• [AIM OF THE TASK]:
How many lines hold the string "Exact"? Reply with the number alone.

— begin DATASET RECORDS —

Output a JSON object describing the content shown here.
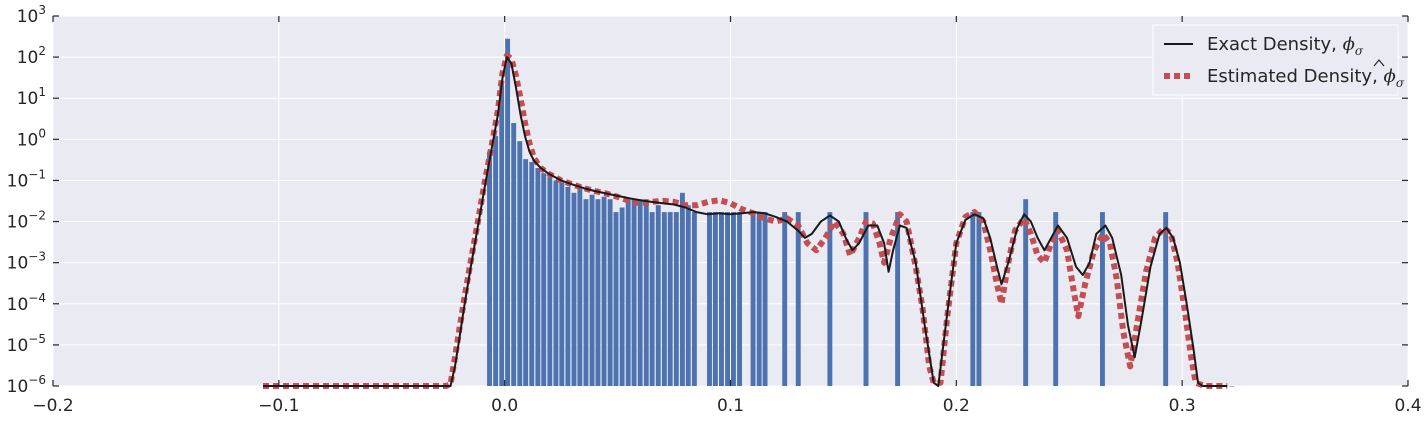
{
  "chart_data": {
    "type": "bar",
    "title": "",
    "xlabel": "",
    "ylabel": "",
    "xlim": [
      -0.2,
      0.4
    ],
    "ylim": [
      1e-06,
      1000
    ],
    "yscale": "log",
    "grid": true,
    "legend_position": "top-right",
    "x_ticks": [
      -0.2,
      -0.1,
      0.0,
      0.1,
      0.2,
      0.3,
      0.4
    ],
    "x_tick_labels": [
      "−0.2",
      "−0.1",
      "0.0",
      "0.1",
      "0.2",
      "0.3",
      "0.4"
    ],
    "y_ticks": [
      1e-06,
      1e-05,
      0.0001,
      0.001,
      0.01,
      0.1,
      1,
      10,
      100,
      1000
    ],
    "y_tick_labels": [
      {
        "base": "10",
        "exp": "-6"
      },
      {
        "base": "10",
        "exp": "-5"
      },
      {
        "base": "10",
        "exp": "-4"
      },
      {
        "base": "10",
        "exp": "-3"
      },
      {
        "base": "10",
        "exp": "-2"
      },
      {
        "base": "10",
        "exp": "-1"
      },
      {
        "base": "10",
        "exp": "0"
      },
      {
        "base": "10",
        "exp": "1"
      },
      {
        "base": "10",
        "exp": "2"
      },
      {
        "base": "10",
        "exp": "3"
      }
    ],
    "histogram": {
      "color": "#4c72b0",
      "bar_width": 0.0027,
      "x": [
        -0.0067,
        -0.004,
        -0.0013,
        0.0013,
        0.004,
        0.0067,
        0.0093,
        0.012,
        0.0147,
        0.0173,
        0.02,
        0.0227,
        0.0253,
        0.028,
        0.0307,
        0.0333,
        0.036,
        0.0387,
        0.0413,
        0.044,
        0.0467,
        0.0493,
        0.052,
        0.0547,
        0.0573,
        0.06,
        0.0627,
        0.0653,
        0.068,
        0.0707,
        0.0733,
        0.076,
        0.0787,
        0.0813,
        0.084,
        0.0907,
        0.0933,
        0.096,
        0.0987,
        0.1013,
        0.104,
        0.11,
        0.1127,
        0.1153,
        0.124,
        0.13,
        0.144,
        0.16,
        0.174,
        0.2073,
        0.21,
        0.2307,
        0.244,
        0.2647,
        0.2927,
        0.322
      ],
      "values": [
        0.5,
        1.2,
        20,
        280,
        2.5,
        0.9,
        0.33,
        0.28,
        0.2,
        0.15,
        0.12,
        0.1,
        0.09,
        0.07,
        0.05,
        0.07,
        0.035,
        0.045,
        0.035,
        0.04,
        0.035,
        0.017,
        0.022,
        0.035,
        0.035,
        0.035,
        0.035,
        0.017,
        0.025,
        0.017,
        0.017,
        0.017,
        0.05,
        0.025,
        0.017,
        0.017,
        0.017,
        0.017,
        0.017,
        0.017,
        0.017,
        0.017,
        0.017,
        0.017,
        0.017,
        0.017,
        0.017,
        0.017,
        0.017,
        0.017,
        0.017,
        0.035,
        0.017,
        0.017,
        0.017,
        1e-06
      ]
    },
    "series": [
      {
        "name": "Exact Density, ϕσ",
        "legend_label": "Exact Density, ",
        "legend_math": "ϕ",
        "legend_sub": "σ",
        "color": "#1a1a1a",
        "style": "solid",
        "points": [
          [
            -0.107,
            1e-06
          ],
          [
            -0.03,
            1e-06
          ],
          [
            -0.024,
            1e-06
          ],
          [
            -0.022,
            3e-06
          ],
          [
            -0.02,
            1.5e-05
          ],
          [
            -0.018,
            8e-05
          ],
          [
            -0.015,
            0.0008
          ],
          [
            -0.012,
            0.007
          ],
          [
            -0.009,
            0.06
          ],
          [
            -0.006,
            0.5
          ],
          [
            -0.003,
            4
          ],
          [
            -0.001,
            30
          ],
          [
            0.001,
            100
          ],
          [
            0.003,
            70
          ],
          [
            0.005,
            18
          ],
          [
            0.007,
            4
          ],
          [
            0.009,
            1.2
          ],
          [
            0.011,
            0.5
          ],
          [
            0.013,
            0.3
          ],
          [
            0.016,
            0.2
          ],
          [
            0.02,
            0.14
          ],
          [
            0.025,
            0.1
          ],
          [
            0.03,
            0.08
          ],
          [
            0.035,
            0.065
          ],
          [
            0.04,
            0.055
          ],
          [
            0.045,
            0.048
          ],
          [
            0.05,
            0.042
          ],
          [
            0.055,
            0.037
          ],
          [
            0.06,
            0.033
          ],
          [
            0.065,
            0.03
          ],
          [
            0.07,
            0.028
          ],
          [
            0.075,
            0.026
          ],
          [
            0.08,
            0.022
          ],
          [
            0.085,
            0.017
          ],
          [
            0.09,
            0.015
          ],
          [
            0.095,
            0.016
          ],
          [
            0.1,
            0.015
          ],
          [
            0.105,
            0.016
          ],
          [
            0.11,
            0.017
          ],
          [
            0.115,
            0.016
          ],
          [
            0.12,
            0.013
          ],
          [
            0.125,
            0.01
          ],
          [
            0.13,
            0.006
          ],
          [
            0.133,
            0.004
          ],
          [
            0.136,
            0.005
          ],
          [
            0.14,
            0.01
          ],
          [
            0.144,
            0.014
          ],
          [
            0.148,
            0.01
          ],
          [
            0.151,
            0.004
          ],
          [
            0.154,
            0.002
          ],
          [
            0.157,
            0.003
          ],
          [
            0.161,
            0.008
          ],
          [
            0.165,
            0.008
          ],
          [
            0.168,
            0.003
          ],
          [
            0.17,
            0.0006
          ],
          [
            0.172,
            0.002
          ],
          [
            0.175,
            0.008
          ],
          [
            0.178,
            0.007
          ],
          [
            0.182,
            0.001
          ],
          [
            0.186,
            3e-05
          ],
          [
            0.19,
            1.2e-06
          ],
          [
            0.192,
            1e-06
          ],
          [
            0.196,
            6e-05
          ],
          [
            0.2,
            0.003
          ],
          [
            0.204,
            0.011
          ],
          [
            0.208,
            0.015
          ],
          [
            0.212,
            0.012
          ],
          [
            0.215,
            0.004
          ],
          [
            0.218,
            0.0008
          ],
          [
            0.22,
            0.0003
          ],
          [
            0.223,
            0.001
          ],
          [
            0.227,
            0.007
          ],
          [
            0.23,
            0.015
          ],
          [
            0.233,
            0.01
          ],
          [
            0.236,
            0.004
          ],
          [
            0.239,
            0.002
          ],
          [
            0.242,
            0.004
          ],
          [
            0.245,
            0.008
          ],
          [
            0.249,
            0.004
          ],
          [
            0.253,
            0.0008
          ],
          [
            0.256,
            0.0005
          ],
          [
            0.259,
            0.001
          ],
          [
            0.262,
            0.005
          ],
          [
            0.266,
            0.008
          ],
          [
            0.269,
            0.004
          ],
          [
            0.273,
            0.0005
          ],
          [
            0.276,
            3e-05
          ],
          [
            0.279,
            5e-06
          ],
          [
            0.282,
            4e-05
          ],
          [
            0.286,
            0.0008
          ],
          [
            0.29,
            0.005
          ],
          [
            0.293,
            0.007
          ],
          [
            0.296,
            0.004
          ],
          [
            0.299,
            0.001
          ],
          [
            0.302,
            0.0001
          ],
          [
            0.305,
            8e-06
          ],
          [
            0.307,
            1.2e-06
          ],
          [
            0.309,
            1e-06
          ],
          [
            0.32,
            1e-06
          ]
        ]
      },
      {
        "name": "Estimated Density, ϕσ (hat)",
        "legend_label": "Estimated Density, ",
        "legend_math": "ϕ",
        "legend_sub": "σ",
        "legend_hat": true,
        "color": "#c44e52",
        "style": "dotted",
        "points": [
          [
            -0.107,
            1e-06
          ],
          [
            -0.026,
            1e-06
          ],
          [
            -0.024,
            1.1e-06
          ],
          [
            -0.022,
            5e-06
          ],
          [
            -0.02,
            2.5e-05
          ],
          [
            -0.018,
            0.00012
          ],
          [
            -0.015,
            0.0011
          ],
          [
            -0.012,
            0.009
          ],
          [
            -0.009,
            0.08
          ],
          [
            -0.006,
            0.6
          ],
          [
            -0.003,
            5
          ],
          [
            -0.001,
            40
          ],
          [
            0.001,
            110
          ],
          [
            0.003,
            90
          ],
          [
            0.005,
            35
          ],
          [
            0.007,
            10
          ],
          [
            0.009,
            2.5
          ],
          [
            0.011,
            0.8
          ],
          [
            0.013,
            0.35
          ],
          [
            0.016,
            0.2
          ],
          [
            0.02,
            0.14
          ],
          [
            0.025,
            0.1
          ],
          [
            0.03,
            0.08
          ],
          [
            0.035,
            0.065
          ],
          [
            0.04,
            0.055
          ],
          [
            0.045,
            0.048
          ],
          [
            0.05,
            0.04
          ],
          [
            0.055,
            0.032
          ],
          [
            0.06,
            0.028
          ],
          [
            0.065,
            0.03
          ],
          [
            0.07,
            0.032
          ],
          [
            0.075,
            0.03
          ],
          [
            0.08,
            0.025
          ],
          [
            0.085,
            0.025
          ],
          [
            0.09,
            0.03
          ],
          [
            0.095,
            0.033
          ],
          [
            0.1,
            0.028
          ],
          [
            0.105,
            0.02
          ],
          [
            0.11,
            0.016
          ],
          [
            0.115,
            0.012
          ],
          [
            0.12,
            0.01
          ],
          [
            0.125,
            0.012
          ],
          [
            0.13,
            0.008
          ],
          [
            0.134,
            0.003
          ],
          [
            0.138,
            0.002
          ],
          [
            0.142,
            0.004
          ],
          [
            0.146,
            0.01
          ],
          [
            0.15,
            0.005
          ],
          [
            0.153,
            0.0015
          ],
          [
            0.157,
            0.004
          ],
          [
            0.16,
            0.01
          ],
          [
            0.163,
            0.009
          ],
          [
            0.166,
            0.003
          ],
          [
            0.168,
            0.001
          ],
          [
            0.171,
            0.004
          ],
          [
            0.175,
            0.015
          ],
          [
            0.178,
            0.01
          ],
          [
            0.182,
            0.0008
          ],
          [
            0.185,
            8e-05
          ],
          [
            0.188,
            3e-06
          ],
          [
            0.19,
            1.2e-06
          ],
          [
            0.193,
            1.2e-06
          ],
          [
            0.196,
            5e-05
          ],
          [
            0.2,
            0.003
          ],
          [
            0.204,
            0.013
          ],
          [
            0.208,
            0.017
          ],
          [
            0.212,
            0.01
          ],
          [
            0.215,
            0.002
          ],
          [
            0.218,
            0.0003
          ],
          [
            0.22,
            0.0001
          ],
          [
            0.223,
            0.001
          ],
          [
            0.226,
            0.006
          ],
          [
            0.23,
            0.012
          ],
          [
            0.233,
            0.005
          ],
          [
            0.236,
            0.0015
          ],
          [
            0.239,
            0.001
          ],
          [
            0.242,
            0.003
          ],
          [
            0.245,
            0.006
          ],
          [
            0.249,
            0.002
          ],
          [
            0.252,
            0.0002
          ],
          [
            0.254,
            5e-05
          ],
          [
            0.257,
            0.0003
          ],
          [
            0.261,
            0.002
          ],
          [
            0.265,
            0.005
          ],
          [
            0.268,
            0.003
          ],
          [
            0.271,
            0.0004
          ],
          [
            0.274,
            2e-05
          ],
          [
            0.277,
            3e-06
          ],
          [
            0.28,
            3e-05
          ],
          [
            0.284,
            0.0006
          ],
          [
            0.288,
            0.004
          ],
          [
            0.292,
            0.007
          ],
          [
            0.295,
            0.005
          ],
          [
            0.298,
            0.001
          ],
          [
            0.301,
            8e-05
          ],
          [
            0.304,
            5e-06
          ],
          [
            0.306,
            1.2e-06
          ],
          [
            0.31,
            1e-06
          ],
          [
            0.32,
            1e-06
          ]
        ]
      }
    ]
  }
}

— end DATASET RECORDS —

• [ANSWER]:
2